### EXERCISE MATERIAL ###

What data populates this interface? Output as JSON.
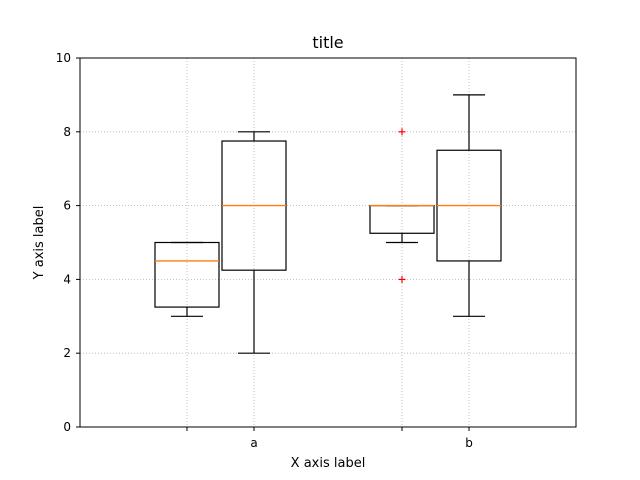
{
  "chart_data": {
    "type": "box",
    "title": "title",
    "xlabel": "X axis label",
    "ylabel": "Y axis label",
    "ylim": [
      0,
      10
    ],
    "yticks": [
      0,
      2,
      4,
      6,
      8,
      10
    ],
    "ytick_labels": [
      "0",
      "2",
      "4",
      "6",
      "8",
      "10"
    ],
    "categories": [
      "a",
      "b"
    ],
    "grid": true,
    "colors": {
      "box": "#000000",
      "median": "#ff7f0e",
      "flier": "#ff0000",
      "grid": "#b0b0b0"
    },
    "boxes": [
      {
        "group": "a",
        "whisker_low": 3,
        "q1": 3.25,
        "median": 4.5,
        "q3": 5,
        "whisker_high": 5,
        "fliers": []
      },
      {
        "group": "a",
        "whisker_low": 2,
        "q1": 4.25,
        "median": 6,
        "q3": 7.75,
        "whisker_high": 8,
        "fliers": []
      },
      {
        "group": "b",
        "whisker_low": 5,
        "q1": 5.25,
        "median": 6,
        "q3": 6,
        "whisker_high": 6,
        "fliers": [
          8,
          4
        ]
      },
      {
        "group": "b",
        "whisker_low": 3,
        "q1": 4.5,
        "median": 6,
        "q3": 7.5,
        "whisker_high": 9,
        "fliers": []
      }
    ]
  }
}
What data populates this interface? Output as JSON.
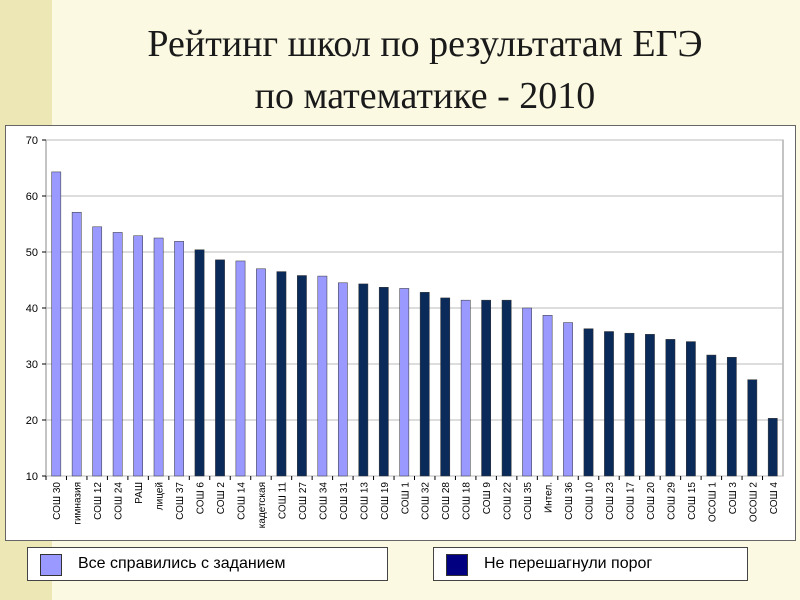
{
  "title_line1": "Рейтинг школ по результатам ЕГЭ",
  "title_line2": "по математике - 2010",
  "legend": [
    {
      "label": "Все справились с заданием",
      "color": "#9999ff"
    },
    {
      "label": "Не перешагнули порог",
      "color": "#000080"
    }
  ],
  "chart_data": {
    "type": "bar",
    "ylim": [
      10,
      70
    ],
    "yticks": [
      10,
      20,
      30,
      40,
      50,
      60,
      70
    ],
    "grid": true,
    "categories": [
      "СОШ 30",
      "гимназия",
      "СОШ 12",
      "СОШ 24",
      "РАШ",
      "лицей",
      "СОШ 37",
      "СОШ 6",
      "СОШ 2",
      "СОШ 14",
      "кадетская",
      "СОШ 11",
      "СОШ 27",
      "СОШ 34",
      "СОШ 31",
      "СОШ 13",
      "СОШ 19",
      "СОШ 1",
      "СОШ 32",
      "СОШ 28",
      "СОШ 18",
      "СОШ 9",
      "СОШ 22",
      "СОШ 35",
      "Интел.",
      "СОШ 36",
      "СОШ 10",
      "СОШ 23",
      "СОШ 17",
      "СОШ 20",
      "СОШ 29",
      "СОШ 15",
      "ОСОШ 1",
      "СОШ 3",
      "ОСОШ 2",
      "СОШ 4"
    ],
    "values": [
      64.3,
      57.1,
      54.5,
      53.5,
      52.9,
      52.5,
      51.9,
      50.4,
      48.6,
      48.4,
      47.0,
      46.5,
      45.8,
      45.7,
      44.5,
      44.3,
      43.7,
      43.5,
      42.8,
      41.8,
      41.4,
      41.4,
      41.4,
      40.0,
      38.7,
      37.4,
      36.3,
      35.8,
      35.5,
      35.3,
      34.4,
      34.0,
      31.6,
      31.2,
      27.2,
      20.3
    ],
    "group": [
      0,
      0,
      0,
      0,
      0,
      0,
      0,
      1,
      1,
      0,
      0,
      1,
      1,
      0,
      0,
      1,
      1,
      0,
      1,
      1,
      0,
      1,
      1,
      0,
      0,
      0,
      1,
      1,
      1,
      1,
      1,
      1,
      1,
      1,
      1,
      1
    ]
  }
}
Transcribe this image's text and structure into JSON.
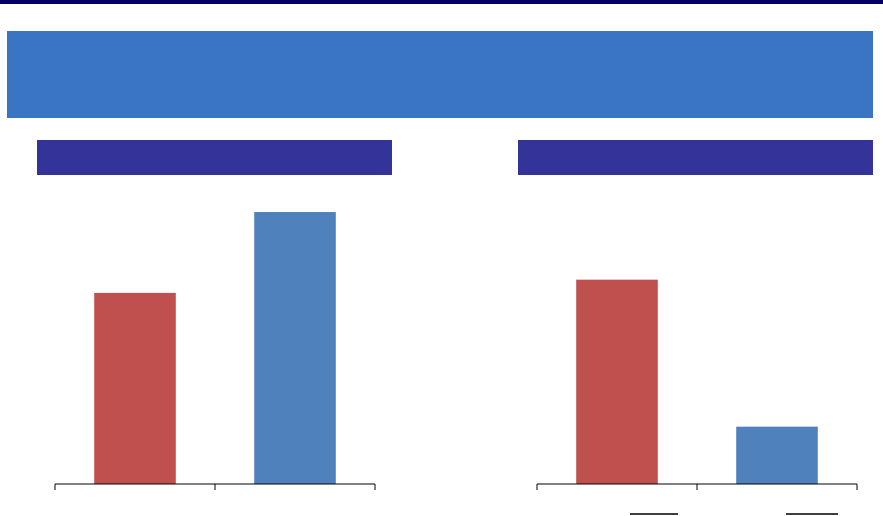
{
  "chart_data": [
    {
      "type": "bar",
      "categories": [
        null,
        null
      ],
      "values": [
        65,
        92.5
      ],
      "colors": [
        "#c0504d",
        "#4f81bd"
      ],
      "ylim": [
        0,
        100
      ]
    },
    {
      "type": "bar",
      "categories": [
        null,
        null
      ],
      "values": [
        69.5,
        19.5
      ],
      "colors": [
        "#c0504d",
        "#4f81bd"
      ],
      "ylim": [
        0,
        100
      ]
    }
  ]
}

###

• **GOAL**
Output every entry verbatim. Pictures do not belong in the copy.

• **COMPLETE ANSWER**
What data populates this interface? Output as JSON.
{
  "chart_data": {
    "type": "box",
    "title": "title",
    "xlabel": "X axis label",
    "ylabel": "Y axis label",
    "ylim": [
      0,
      10
    ],
    "yticks": [
      0,
      2,
      4,
      6,
      8,
      10
    ],
    "ytick_labels": [
      "0",
      "2",
      "4",
      "6",
      "8",
      "10"
    ],
    "categories": [
      "a",
      "b"
    ],
    "grid": true,
    "colors": {
      "box": "#000000",
      "median": "#ff7f0e",
      "flier": "#ff0000",
      "grid": "#b0b0b0"
    },
    "boxes": [
      {
        "group": "a",
        "whisker_low": 3,
        "q1": 3.25,
        "median": 4.5,
        "q3": 5,
        "whisker_high": 5,
        "fliers": []
      },
      {
        "group": "a",
        "whisker_low": 2,
        "q1": 4.25,
        "median": 6,
        "q3": 7.75,
        "whisker_high": 8,
        "fliers": []
      },
      {
        "group": "b",
        "whisker_low": 5,
        "q1": 5.25,
        "median": 6,
        "q3": 6,
        "whisker_high": 6,
        "fliers": [
          8,
          4
        ]
      },
      {
        "group": "b",
        "whisker_low": 3,
        "q1": 4.5,
        "median": 6,
        "q3": 7.5,
        "whisker_high": 9,
        "fliers": []
      }
    ]
  }
}
What data populates this interface? Output as JSON.
{
  "title_line1": "Рейтинг школ по результатам ЕГЭ",
  "title_line2": "по математике - 2010",
  "legend": [
    {
      "label": "Все справились с заданием",
      "color": "#9999ff"
    },
    {
      "label": "Не перешагнули порог",
      "color": "#000080"
    }
  ],
  "chart_data": {
    "type": "bar",
    "ylim": [
      10,
      70
    ],
    "yticks": [
      10,
      20,
      30,
      40,
      50,
      60,
      70
    ],
    "grid": true,
    "categories": [
      "СОШ 30",
      "гимназия",
      "СОШ 12",
      "СОШ 24",
      "РАШ",
      "лицей",
      "СОШ 37",
      "СОШ 6",
      "СОШ 2",
      "СОШ 14",
      "кадетская",
      "СОШ 11",
      "СОШ 27",
      "СОШ 34",
      "СОШ 31",
      "СОШ 13",
      "СОШ 19",
      "СОШ 1",
      "СОШ 32",
      "СОШ 28",
      "СОШ 18",
      "СОШ 9",
      "СОШ 22",
      "СОШ 35",
      "Интел.",
      "СОШ 36",
      "СОШ 10",
      "СОШ 23",
      "СОШ 17",
      "СОШ 20",
      "СОШ 29",
      "СОШ 15",
      "ОСОШ 1",
      "СОШ 3",
      "ОСОШ 2",
      "СОШ 4"
    ],
    "values": [
      64.3,
      57.1,
      54.5,
      53.5,
      52.9,
      52.5,
      51.9,
      50.4,
      48.6,
      48.4,
      47.0,
      46.5,
      45.8,
      45.7,
      44.5,
      44.3,
      43.7,
      43.5,
      42.8,
      41.8,
      41.4,
      41.4,
      41.4,
      40.0,
      38.7,
      37.4,
      36.3,
      35.8,
      35.5,
      35.3,
      34.4,
      34.0,
      31.6,
      31.2,
      27.2,
      20.3
    ],
    "group": [
      0,
      0,
      0,
      0,
      0,
      0,
      0,
      1,
      1,
      0,
      0,
      1,
      1,
      0,
      0,
      1,
      1,
      0,
      1,
      1,
      0,
      1,
      1,
      0,
      0,
      0,
      1,
      1,
      1,
      1,
      1,
      1,
      1,
      1,
      1,
      1
    ]
  }
}
Transcribe this image's text and structure into JSON.
{
  "chart_data": [
    {
      "type": "bar",
      "categories": [
        null,
        null
      ],
      "values": [
        65,
        92.5
      ],
      "colors": [
        "#c0504d",
        "#4f81bd"
      ],
      "ylim": [
        0,
        100
      ]
    },
    {
      "type": "bar",
      "categories": [
        null,
        null
      ],
      "values": [
        69.5,
        19.5
      ],
      "colors": [
        "#c0504d",
        "#4f81bd"
      ],
      "ylim": [
        0,
        100
      ]
    }
  ]
}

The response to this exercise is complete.